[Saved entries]
┄┄┄┄┄┄┄┄┄┄┄┄┄┄┄┄┄┄┄┄
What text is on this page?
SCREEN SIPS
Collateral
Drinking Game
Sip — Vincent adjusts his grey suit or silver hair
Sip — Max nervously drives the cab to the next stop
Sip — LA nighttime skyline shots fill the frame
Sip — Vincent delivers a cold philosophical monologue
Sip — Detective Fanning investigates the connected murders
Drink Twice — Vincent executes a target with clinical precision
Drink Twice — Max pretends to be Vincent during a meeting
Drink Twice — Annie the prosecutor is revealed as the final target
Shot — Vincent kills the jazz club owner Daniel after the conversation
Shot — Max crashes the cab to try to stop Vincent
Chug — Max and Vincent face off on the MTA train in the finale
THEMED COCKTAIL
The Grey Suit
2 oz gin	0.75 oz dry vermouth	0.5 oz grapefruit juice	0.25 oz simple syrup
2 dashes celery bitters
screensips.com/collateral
┄┄┄┄┄┄┄┄┄┄┄┄┄┄┄┄┄┄┄┄
### Exercise
Which lines hold the word "stop"? Show each one.

### Answer to this task
Sip — Max nervously drives the cab to the next stop
Shot — Max crashes the cab to try to stop Vincent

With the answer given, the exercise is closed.